Copy out every line that contains "caption".

--- Start Material provided ---

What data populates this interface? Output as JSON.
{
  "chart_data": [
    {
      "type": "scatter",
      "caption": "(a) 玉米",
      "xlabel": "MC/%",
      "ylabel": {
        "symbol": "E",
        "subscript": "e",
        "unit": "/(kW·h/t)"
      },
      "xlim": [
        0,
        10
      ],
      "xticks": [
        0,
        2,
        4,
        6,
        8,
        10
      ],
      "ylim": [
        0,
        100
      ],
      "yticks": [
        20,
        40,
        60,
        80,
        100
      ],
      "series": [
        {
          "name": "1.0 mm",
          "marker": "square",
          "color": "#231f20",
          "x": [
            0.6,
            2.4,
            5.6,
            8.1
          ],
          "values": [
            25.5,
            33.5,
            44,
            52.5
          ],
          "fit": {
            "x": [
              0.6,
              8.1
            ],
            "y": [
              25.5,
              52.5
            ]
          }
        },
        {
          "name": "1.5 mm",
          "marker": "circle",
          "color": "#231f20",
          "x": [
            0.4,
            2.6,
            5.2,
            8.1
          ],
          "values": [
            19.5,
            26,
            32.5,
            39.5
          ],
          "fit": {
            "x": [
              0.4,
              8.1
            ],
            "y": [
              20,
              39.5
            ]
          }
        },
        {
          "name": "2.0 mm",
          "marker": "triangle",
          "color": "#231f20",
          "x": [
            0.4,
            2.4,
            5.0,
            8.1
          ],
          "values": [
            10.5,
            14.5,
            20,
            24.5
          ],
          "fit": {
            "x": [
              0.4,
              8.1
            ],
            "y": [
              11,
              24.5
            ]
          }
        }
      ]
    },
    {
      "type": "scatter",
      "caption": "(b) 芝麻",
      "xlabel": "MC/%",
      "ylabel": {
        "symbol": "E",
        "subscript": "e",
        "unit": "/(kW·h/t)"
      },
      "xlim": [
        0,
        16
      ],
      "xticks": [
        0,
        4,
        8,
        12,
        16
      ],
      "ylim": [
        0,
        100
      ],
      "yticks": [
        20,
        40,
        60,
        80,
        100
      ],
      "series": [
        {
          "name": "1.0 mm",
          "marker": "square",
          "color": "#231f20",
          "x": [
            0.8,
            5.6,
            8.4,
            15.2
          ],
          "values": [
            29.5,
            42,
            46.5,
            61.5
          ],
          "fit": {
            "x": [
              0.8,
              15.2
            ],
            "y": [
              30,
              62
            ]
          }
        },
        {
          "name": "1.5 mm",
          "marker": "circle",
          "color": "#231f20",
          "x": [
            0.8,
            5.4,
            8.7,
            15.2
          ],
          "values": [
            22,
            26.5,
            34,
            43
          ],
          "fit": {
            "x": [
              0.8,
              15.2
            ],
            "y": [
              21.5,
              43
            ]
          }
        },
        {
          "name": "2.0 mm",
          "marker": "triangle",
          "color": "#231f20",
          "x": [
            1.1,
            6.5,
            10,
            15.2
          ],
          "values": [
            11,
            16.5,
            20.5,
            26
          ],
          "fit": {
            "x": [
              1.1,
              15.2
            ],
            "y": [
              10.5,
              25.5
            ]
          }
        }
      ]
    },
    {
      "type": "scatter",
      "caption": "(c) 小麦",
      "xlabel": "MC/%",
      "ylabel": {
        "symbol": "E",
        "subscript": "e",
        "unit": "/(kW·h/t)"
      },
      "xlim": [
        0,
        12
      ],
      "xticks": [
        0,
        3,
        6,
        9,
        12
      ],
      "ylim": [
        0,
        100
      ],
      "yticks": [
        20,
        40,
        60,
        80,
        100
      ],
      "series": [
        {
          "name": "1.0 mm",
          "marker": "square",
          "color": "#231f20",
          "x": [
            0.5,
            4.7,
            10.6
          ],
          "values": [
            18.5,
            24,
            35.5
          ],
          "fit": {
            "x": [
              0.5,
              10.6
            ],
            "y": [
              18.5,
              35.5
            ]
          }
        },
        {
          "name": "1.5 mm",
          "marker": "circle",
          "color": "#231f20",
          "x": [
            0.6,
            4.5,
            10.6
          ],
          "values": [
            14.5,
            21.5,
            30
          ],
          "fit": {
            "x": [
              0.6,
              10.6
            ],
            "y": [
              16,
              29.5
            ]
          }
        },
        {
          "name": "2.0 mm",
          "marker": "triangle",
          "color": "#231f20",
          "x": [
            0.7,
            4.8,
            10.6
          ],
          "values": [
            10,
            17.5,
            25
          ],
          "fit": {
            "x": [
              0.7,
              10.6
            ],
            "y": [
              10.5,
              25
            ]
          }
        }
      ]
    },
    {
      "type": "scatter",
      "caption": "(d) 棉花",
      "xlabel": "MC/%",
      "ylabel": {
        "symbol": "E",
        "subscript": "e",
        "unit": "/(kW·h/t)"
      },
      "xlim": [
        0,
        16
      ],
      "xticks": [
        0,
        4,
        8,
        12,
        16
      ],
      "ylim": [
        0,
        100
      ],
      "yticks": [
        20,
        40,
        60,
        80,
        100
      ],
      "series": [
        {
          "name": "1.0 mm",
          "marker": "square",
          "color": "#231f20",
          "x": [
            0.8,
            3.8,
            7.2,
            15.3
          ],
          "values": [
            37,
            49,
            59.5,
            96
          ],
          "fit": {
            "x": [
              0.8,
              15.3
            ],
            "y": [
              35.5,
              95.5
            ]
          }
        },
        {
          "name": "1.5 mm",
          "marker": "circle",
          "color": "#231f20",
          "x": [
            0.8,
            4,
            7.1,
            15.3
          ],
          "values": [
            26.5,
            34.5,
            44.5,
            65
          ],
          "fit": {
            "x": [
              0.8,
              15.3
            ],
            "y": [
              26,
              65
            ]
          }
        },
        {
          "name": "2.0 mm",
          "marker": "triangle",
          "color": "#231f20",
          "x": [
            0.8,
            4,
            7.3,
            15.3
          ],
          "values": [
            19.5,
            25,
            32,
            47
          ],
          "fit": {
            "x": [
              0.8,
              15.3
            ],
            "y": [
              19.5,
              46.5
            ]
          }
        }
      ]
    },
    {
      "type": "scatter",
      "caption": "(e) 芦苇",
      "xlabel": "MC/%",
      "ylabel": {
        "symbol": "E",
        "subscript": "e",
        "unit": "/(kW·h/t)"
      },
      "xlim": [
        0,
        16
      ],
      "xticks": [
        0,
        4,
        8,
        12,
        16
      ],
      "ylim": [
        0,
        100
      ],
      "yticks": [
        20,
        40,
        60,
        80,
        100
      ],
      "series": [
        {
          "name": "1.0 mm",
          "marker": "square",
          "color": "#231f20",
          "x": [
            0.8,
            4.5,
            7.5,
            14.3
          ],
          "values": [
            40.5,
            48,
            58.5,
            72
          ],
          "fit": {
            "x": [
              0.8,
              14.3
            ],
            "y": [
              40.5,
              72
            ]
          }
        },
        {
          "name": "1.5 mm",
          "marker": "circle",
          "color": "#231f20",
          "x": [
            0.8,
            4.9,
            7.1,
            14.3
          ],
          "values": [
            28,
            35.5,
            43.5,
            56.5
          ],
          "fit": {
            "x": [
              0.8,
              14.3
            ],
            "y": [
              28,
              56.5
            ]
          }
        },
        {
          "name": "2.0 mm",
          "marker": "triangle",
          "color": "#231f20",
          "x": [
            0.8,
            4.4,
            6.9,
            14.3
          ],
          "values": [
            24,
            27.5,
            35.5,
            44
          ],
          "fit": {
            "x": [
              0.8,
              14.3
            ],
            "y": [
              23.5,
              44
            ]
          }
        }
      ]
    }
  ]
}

--- End Material provided ---

» **Task response**:
      "caption": "(a) 玉米",
      "caption": "(b) 芝麻",
      "caption": "(c) 小麦",
      "caption": "(d) 棉花",
      "caption": "(e) 芦苇",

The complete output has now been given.